## SET TASK
Copy out the lines that have "Relative" in them.

## TASK DATA
-*-*-
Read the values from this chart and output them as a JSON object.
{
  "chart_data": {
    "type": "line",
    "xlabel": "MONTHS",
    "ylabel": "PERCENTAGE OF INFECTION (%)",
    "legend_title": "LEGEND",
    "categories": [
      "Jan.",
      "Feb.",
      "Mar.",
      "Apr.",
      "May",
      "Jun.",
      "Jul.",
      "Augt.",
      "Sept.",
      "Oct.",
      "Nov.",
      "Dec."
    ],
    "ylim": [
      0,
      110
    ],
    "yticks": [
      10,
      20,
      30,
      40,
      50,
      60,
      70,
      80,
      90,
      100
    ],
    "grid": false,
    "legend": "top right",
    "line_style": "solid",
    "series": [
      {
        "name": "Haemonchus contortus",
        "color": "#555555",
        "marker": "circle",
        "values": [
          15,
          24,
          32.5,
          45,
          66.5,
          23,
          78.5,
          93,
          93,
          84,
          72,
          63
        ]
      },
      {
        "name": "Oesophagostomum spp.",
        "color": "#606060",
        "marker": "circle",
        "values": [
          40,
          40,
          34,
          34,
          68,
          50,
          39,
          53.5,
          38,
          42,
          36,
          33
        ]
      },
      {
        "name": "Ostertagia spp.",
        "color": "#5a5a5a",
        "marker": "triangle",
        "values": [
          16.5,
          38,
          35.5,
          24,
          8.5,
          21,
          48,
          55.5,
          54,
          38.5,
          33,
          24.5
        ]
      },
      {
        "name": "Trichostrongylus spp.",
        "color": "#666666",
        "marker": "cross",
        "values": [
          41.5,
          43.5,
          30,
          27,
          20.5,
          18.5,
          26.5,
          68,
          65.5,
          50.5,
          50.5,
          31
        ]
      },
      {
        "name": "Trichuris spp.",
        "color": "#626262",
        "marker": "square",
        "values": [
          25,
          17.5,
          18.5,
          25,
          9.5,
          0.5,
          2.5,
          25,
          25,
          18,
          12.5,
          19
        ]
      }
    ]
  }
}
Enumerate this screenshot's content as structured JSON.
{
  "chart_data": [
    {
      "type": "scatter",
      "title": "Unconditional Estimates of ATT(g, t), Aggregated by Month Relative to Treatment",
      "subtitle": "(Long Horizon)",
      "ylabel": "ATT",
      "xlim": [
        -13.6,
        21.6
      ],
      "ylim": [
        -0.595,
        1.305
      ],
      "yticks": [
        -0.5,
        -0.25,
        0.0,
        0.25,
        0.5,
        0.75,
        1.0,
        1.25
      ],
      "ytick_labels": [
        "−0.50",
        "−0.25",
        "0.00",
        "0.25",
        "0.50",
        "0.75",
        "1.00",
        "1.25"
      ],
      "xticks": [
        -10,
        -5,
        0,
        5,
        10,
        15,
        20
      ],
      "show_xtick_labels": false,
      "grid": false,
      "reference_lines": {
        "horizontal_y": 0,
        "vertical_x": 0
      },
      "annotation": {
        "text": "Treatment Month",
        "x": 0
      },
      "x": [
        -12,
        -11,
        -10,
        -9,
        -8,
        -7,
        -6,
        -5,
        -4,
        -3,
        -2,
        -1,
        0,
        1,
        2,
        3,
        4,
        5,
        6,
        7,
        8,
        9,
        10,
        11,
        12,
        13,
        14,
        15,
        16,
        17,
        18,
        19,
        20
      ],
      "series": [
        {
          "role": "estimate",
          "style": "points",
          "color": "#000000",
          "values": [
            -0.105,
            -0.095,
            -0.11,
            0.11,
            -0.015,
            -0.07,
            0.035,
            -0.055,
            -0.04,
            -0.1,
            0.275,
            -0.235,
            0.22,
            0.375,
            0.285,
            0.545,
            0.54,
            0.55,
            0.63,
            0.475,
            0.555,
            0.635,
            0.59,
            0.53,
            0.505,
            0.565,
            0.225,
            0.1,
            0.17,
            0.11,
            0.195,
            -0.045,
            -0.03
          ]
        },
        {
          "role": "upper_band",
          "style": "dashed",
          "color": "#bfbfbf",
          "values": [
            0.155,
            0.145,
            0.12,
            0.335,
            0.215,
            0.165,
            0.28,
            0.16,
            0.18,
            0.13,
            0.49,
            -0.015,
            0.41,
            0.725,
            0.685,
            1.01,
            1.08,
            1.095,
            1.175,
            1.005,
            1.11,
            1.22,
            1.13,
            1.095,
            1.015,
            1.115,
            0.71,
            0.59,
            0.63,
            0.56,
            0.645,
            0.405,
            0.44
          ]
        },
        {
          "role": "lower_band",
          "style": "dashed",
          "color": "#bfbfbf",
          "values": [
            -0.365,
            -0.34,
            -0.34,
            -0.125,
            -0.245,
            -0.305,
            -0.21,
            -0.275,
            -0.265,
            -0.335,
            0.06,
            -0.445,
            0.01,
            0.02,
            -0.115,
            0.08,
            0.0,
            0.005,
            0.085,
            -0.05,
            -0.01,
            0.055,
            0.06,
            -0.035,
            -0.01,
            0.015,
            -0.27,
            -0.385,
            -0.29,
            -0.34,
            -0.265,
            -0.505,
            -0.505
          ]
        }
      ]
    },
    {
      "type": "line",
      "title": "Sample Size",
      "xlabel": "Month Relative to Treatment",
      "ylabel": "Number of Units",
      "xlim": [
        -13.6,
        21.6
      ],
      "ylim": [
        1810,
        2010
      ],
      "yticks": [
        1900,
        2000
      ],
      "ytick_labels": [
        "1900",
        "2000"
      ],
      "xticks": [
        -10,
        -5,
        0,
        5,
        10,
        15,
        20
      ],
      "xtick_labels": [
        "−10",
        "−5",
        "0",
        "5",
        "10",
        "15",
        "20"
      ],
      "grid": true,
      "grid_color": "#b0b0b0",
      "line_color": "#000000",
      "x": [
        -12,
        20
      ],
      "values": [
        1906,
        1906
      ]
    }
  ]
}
-*-*-
## OUTPUT FOR THIS TASK
      "title": "Unconditional Estimates of ATT(g, t), Aggregated by Month Relative to Treatment",
      "xlabel": "Month Relative to Treatment",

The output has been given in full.